Only a number is wanted: how many lines in the records below contain "screenshot"?
........
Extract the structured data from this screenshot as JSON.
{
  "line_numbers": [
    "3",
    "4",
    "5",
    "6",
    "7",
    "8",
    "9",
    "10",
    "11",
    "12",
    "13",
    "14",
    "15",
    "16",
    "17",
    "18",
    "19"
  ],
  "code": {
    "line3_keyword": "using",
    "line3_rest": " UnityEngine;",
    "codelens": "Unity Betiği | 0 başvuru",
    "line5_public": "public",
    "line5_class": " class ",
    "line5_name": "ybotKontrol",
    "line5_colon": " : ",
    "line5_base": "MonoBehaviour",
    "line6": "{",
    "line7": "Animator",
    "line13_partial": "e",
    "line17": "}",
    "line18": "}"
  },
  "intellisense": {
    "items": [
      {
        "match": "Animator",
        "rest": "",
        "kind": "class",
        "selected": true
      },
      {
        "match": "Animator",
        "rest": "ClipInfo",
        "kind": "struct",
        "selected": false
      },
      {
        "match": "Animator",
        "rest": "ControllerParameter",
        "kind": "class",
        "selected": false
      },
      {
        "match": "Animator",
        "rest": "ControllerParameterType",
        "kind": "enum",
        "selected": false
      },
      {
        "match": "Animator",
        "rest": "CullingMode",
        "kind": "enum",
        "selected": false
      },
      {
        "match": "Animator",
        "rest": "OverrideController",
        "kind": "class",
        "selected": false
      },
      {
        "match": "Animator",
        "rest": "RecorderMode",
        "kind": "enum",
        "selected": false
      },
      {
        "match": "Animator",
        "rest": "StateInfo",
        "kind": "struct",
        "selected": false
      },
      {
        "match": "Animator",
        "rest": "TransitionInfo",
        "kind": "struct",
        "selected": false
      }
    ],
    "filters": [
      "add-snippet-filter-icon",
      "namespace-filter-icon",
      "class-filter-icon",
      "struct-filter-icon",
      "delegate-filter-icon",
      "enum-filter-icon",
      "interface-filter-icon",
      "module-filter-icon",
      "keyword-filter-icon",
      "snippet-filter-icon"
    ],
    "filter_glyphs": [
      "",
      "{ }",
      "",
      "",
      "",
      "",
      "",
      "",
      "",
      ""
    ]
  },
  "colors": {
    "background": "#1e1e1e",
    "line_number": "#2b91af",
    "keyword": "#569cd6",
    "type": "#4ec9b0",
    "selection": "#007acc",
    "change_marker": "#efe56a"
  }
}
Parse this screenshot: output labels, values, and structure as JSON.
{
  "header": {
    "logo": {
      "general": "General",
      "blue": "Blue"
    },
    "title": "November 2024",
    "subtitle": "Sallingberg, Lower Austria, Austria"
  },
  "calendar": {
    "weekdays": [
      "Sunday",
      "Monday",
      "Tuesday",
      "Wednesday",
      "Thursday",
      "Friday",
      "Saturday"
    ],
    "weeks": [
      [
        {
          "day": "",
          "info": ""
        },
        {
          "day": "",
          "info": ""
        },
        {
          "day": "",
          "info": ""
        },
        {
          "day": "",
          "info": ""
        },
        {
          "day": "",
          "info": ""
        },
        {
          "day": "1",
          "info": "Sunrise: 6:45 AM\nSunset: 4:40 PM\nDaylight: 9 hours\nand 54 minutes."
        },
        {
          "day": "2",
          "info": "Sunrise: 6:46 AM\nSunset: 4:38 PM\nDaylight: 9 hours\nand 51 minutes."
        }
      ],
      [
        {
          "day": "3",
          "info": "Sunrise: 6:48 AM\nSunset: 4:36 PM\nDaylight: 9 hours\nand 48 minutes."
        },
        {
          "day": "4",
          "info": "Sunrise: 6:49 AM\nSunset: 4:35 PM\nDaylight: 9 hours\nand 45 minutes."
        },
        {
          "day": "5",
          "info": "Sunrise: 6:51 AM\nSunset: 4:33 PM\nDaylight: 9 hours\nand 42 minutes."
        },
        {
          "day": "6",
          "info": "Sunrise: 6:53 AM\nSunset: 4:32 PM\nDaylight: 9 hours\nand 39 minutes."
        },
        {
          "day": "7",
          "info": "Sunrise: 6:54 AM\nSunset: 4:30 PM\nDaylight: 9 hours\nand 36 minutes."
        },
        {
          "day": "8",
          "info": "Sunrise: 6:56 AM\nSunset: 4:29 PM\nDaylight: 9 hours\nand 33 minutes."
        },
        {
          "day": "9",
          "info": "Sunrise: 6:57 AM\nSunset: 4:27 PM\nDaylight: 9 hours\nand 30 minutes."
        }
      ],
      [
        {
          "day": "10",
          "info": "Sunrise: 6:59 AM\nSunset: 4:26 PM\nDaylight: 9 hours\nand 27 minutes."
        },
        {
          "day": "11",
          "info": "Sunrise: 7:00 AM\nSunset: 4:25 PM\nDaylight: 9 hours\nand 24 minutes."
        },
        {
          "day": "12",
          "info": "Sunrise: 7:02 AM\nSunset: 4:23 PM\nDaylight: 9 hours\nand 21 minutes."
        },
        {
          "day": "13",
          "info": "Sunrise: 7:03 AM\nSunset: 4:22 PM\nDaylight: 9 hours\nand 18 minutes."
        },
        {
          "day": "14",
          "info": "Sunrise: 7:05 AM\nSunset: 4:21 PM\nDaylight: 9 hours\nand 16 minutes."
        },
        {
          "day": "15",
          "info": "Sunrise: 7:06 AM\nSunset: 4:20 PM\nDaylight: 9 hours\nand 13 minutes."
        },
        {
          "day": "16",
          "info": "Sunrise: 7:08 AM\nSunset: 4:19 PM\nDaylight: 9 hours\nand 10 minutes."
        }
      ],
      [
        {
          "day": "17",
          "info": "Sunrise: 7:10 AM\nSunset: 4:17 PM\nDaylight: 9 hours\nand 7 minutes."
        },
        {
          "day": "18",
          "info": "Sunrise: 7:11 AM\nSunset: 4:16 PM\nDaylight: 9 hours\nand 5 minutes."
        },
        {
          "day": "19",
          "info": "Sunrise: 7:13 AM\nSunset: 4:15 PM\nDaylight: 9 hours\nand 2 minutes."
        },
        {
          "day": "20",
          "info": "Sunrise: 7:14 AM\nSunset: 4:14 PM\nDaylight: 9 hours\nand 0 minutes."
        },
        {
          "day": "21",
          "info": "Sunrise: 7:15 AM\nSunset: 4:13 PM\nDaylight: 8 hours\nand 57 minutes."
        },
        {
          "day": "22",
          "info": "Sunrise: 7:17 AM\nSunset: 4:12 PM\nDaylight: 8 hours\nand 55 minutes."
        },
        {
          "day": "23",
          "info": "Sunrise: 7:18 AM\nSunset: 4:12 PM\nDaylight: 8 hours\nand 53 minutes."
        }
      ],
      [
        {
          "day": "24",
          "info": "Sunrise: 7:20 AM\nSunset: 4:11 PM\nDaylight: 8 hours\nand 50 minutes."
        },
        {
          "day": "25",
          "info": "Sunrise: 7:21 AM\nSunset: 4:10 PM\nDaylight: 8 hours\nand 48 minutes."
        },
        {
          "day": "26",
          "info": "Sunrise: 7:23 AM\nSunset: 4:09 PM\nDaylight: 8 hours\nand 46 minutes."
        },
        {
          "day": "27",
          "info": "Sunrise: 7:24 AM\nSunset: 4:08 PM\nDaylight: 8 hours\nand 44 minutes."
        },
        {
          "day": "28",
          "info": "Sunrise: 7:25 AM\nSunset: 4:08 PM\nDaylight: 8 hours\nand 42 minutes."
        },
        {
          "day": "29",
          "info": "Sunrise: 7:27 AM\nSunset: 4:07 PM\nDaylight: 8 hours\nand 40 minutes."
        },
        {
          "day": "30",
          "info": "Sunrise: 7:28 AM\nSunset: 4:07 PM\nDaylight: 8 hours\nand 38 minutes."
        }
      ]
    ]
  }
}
........
COMPLETED TASK » 2